═════ Data for processing ═════

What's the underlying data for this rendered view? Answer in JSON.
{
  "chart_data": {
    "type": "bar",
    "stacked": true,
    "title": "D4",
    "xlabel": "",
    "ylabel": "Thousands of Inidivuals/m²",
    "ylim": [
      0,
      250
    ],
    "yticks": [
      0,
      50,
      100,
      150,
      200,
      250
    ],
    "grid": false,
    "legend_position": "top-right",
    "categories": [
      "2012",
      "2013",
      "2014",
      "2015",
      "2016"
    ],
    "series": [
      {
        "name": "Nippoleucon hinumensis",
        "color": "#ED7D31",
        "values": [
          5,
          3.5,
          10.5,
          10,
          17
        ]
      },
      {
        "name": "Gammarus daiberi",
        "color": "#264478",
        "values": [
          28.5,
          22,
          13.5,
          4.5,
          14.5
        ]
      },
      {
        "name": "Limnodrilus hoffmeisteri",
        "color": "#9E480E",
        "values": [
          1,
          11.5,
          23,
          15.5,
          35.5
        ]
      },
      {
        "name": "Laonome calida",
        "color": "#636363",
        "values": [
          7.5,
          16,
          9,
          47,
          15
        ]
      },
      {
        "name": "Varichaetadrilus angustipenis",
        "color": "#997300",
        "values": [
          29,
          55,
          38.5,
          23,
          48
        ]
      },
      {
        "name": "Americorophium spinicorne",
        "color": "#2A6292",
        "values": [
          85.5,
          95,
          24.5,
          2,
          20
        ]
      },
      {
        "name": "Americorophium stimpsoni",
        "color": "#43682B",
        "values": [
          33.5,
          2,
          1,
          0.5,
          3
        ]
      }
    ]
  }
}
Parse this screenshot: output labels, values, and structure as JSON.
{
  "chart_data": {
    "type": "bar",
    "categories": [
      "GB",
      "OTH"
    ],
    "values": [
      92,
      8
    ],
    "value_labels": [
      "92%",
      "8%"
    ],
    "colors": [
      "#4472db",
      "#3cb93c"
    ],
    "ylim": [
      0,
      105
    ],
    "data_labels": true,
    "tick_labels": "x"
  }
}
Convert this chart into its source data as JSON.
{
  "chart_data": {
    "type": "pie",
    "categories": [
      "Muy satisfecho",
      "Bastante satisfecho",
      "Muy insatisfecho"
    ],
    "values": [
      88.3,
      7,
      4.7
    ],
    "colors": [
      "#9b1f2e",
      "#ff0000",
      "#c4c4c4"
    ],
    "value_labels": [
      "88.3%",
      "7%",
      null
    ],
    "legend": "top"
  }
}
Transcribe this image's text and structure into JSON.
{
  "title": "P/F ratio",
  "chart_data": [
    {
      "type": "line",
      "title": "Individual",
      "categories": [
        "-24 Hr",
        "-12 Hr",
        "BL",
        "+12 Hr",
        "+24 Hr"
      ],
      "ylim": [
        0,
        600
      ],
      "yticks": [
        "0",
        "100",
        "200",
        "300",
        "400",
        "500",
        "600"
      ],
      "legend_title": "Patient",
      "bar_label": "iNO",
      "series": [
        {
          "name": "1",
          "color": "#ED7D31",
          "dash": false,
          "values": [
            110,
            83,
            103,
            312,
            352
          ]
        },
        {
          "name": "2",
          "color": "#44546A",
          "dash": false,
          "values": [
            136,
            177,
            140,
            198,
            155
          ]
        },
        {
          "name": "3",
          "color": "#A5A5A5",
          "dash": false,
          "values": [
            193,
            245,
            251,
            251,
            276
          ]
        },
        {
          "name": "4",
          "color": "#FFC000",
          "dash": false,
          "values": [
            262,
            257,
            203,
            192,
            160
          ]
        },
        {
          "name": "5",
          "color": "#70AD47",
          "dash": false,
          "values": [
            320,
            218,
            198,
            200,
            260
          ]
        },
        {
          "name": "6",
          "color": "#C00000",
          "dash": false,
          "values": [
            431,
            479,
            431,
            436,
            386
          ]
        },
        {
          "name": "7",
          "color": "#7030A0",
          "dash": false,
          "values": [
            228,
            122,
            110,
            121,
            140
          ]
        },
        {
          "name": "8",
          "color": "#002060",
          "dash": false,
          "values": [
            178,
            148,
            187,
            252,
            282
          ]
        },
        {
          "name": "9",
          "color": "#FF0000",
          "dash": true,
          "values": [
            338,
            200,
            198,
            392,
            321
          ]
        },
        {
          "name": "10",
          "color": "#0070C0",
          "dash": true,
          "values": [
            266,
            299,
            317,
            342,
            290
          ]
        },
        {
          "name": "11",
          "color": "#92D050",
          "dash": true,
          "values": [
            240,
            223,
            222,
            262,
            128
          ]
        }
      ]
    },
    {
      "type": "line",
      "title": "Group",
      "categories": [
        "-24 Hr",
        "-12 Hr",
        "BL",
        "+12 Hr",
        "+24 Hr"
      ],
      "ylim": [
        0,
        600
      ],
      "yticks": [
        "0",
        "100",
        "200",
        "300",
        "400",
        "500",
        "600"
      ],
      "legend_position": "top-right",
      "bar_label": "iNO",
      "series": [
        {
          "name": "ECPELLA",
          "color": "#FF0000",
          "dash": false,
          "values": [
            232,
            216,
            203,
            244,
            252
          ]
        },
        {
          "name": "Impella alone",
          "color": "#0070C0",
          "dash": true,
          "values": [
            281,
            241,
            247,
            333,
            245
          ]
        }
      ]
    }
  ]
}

═════

### Task brief
Scan the entries above. Copy each line that has the string "structure".

### The output
Parse this screenshot: output labels, values, and structure as JSON.
Transcribe this image's text and structure into JSON.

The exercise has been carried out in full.